§ KUTIPAN TEKS
★ ★ ★ ★ ★

Setelah berlangsung beberapa tahun kemudian, dengan berakhirnya masa keemasan Islam, tiga generasi mulia (Sahabat, Tabi’īn, dan Tābi’ al-Tabi’īn), periodesasi sejarah pun mulai memasuki ’aşru al-tadwīn (masa kodifikasi) dalam berbagai disiplin ilmu Islam, khususnya pada masa kodifikasi buku-buku fiqh dan munculnya keanekaragaman mażhab fiqh. Maka bermunculan buku-buku para ulama ketika itu yang membahas mengenai ḍawābiţ dan kaidah-kaidah fiqh. Di antaranya buku yang berjudul al-Kharrāj yang ditulis oleh Imām Abū Yūsuf[35] murid dari Imām Abū Ḥanīfah[36], dan juga buku al-Aşlu yang ditulis oleh Muḥammad ibn al-Ḥasan al-Syaibānī[37] yang juga merupakan salah satu murid terbaik Abū Ḥanīfah, juga buku al-Mudauwanah yang beraliran mażhab fiqh Imām Mālik, serta buku al-Umm yang dikarang oleh Imām al-Syāfi’ī. Buku-buku di atas merupakan buku-buku perdana yang ditulis dalam disiplin ilmu fiqh, namun di dalamnya juga disebutkan berbagai kaidah-kaidah fiqh dan ḍawābiţ fiqh. Demikian pula buku yang berjudul al-Masā’il yang diriwayatkan oleh Abū Dawūd Sulaimān ibn al-Asy’aś[38]  dari Imām Aḥmad ibn Ḥanbal, secara eksplisit juga menyebutkan beberapa kaidah-kaidah fiqh tersebut.

★ ★ ★ ★ ★

§ ENTRI DATA
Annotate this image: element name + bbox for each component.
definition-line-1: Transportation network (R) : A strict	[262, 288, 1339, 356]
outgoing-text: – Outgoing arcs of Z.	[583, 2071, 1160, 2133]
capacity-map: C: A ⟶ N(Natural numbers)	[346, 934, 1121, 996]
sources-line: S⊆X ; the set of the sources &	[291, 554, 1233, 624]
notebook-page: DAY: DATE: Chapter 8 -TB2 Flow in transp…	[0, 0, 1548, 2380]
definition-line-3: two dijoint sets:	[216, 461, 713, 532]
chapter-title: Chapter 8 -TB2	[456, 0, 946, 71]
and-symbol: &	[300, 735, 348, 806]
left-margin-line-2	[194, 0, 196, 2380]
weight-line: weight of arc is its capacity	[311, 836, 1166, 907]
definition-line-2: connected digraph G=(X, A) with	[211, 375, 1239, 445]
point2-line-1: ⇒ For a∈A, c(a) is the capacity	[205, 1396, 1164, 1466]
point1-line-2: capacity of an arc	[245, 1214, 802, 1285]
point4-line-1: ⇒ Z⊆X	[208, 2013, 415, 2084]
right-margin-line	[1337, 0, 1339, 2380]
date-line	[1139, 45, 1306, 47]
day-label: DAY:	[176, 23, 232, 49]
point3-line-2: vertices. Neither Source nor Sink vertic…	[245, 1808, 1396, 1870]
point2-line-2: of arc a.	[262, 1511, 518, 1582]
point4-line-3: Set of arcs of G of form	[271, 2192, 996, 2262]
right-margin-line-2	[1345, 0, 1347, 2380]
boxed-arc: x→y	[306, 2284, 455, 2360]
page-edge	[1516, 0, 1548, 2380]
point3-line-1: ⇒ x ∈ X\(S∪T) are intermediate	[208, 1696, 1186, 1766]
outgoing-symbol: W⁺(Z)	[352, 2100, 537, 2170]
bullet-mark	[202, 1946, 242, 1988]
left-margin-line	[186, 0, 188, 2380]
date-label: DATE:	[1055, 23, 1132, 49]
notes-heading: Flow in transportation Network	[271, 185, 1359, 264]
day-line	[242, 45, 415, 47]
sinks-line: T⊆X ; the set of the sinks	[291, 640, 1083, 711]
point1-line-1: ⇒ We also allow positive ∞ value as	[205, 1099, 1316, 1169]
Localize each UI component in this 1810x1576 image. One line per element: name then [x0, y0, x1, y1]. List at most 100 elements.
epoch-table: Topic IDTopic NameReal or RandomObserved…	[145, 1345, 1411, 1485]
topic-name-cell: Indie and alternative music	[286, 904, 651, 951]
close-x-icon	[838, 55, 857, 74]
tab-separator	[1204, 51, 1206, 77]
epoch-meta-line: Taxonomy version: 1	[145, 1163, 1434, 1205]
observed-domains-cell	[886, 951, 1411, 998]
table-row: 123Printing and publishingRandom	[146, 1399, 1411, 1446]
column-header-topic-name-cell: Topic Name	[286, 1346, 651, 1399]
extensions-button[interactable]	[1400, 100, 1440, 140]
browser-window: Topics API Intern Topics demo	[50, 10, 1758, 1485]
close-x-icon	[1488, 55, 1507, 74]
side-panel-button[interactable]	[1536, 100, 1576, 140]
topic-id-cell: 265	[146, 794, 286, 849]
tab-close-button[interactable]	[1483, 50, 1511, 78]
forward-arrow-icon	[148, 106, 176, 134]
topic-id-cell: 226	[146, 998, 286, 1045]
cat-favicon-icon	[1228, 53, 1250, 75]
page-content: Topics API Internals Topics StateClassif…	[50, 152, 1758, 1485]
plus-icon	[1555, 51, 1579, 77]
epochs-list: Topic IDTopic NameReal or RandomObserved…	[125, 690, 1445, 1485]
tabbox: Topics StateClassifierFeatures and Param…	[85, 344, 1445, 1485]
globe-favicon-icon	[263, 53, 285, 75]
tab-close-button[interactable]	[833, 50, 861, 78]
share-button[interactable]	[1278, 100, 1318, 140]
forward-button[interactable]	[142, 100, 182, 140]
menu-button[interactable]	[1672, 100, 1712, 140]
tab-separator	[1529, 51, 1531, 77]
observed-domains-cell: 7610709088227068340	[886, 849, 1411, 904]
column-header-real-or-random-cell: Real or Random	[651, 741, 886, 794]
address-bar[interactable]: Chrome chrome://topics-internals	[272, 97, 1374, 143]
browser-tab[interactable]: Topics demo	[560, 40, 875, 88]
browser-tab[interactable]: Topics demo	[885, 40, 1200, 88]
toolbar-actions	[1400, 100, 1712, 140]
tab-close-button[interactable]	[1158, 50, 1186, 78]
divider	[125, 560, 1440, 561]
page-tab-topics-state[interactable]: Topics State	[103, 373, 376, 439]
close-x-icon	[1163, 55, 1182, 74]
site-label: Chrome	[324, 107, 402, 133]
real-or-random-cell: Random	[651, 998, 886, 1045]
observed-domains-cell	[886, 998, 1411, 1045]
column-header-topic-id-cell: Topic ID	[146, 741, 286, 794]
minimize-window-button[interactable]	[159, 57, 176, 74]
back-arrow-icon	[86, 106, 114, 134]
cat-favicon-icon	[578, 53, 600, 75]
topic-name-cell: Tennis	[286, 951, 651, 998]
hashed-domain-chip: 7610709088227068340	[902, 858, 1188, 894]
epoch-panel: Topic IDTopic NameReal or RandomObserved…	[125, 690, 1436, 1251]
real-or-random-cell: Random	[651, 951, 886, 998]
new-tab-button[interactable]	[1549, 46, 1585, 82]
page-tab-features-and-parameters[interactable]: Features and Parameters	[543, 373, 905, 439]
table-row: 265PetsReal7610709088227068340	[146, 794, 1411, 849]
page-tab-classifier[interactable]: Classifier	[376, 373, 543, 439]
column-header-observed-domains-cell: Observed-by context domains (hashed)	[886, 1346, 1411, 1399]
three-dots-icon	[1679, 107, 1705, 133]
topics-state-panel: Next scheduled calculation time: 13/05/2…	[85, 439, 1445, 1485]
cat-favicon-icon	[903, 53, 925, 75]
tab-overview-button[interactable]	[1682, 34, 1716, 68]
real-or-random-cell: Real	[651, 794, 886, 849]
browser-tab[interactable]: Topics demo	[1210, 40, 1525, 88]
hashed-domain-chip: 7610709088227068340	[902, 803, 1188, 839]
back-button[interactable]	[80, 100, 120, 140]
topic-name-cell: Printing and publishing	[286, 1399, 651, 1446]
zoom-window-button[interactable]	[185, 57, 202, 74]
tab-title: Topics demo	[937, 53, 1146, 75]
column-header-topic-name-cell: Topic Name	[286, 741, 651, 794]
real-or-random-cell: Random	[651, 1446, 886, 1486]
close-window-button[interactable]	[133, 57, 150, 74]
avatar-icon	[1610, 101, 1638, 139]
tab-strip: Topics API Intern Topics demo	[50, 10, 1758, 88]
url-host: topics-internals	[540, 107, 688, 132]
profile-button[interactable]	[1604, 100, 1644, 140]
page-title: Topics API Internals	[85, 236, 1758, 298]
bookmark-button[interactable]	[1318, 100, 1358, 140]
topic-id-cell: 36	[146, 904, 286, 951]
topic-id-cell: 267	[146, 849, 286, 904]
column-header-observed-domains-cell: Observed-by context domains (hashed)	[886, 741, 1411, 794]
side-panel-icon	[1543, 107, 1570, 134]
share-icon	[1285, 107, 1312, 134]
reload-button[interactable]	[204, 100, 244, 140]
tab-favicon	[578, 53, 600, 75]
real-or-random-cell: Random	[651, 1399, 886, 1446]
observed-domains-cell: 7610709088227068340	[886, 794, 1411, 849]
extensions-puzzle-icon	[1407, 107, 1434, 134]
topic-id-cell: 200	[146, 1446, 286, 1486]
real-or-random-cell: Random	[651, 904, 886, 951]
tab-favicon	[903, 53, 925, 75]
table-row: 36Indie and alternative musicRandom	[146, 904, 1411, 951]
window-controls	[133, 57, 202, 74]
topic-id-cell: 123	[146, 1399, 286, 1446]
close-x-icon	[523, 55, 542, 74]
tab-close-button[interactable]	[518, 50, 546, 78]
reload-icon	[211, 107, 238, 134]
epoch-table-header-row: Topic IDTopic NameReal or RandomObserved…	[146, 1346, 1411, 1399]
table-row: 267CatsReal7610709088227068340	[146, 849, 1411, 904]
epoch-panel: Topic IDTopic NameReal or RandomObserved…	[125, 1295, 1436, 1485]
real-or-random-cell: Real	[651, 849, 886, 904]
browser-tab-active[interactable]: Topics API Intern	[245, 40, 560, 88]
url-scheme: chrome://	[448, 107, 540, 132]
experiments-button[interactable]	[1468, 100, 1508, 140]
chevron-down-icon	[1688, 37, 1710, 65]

★ ★ ★ ★ ★

§ SOAL A
Ringkas paragraf dalam kutipan tentang kodifikasi fiqh yang dimulai dengan "Setelah berlangsung beberapa tahun kemudian" menjadi daftar butir tanpa menghilangkan fakta pokoknya.
§ SOAL B
Terjemahkan kalimat dari kutipan tentang kodifikasi fiqh ini ke dalam bahasa Inggris: "Buku-buku di atas merupakan buku-buku perdana yang ditulis dalam disiplin ilmu fiqh, namun di dalamnya juga disebutkan berbagai kaidah-kaidah fiqh dan ḍawābiţ fiqh."
Entri data tidak ada hubungannya dengan kutipan teks.

§ JAWABAN YANG DIHARAPKAN A
- Setelah masa keemasan Islam dan tiga generasi mulia (Sahabat, Tabi'īn, dan Tābi' al-Tabi'īn) berakhir, sejarah memasuki 'aşru al-tadwīn (masa kodifikasi) berbagai disiplin ilmu Islam. Masa ini terutama ditandai oleh kodifikasi buku fiqh dan munculnya beragam mażhab fiqh.
- Pada masa itu bermunculan buku para ulama yang membahas ḍawābiţ dan kaidah fiqh, antara lain:
  - al-Kharrāj karya Imām Abū Yūsuf, murid Imām Abū Ḥanīfah;
  - al-Aşlu karya Muḥammad ibn al-Ḥasan al-Syaibānī, salah satu murid terbaik Abū Ḥanīfah;
  - al-Mudauwanah, yang beraliran mażhab Imām Mālik;
  - al-Umm karya Imām al-Syāfi'ī.
- Buku-buku tersebut adalah karya perdana dalam ilmu fiqh, tetapi juga memuat berbagai kaidah dan ḍawābiţ fiqh.
- Buku al-Masā'il, yang diriwayatkan oleh Abū Dawūd Sulaimān ibn al-Asy'aś dari Imām Aḥmad ibn Ḥanbal, juga secara eksplisit menyebutkan beberapa kaidah fiqh.

§ JAWABAN YANG DIHARAPKAN B
The books above were the first books written in the discipline of fiqh, yet they also mention various fiqh maxims and fiqh ḍawābiţ.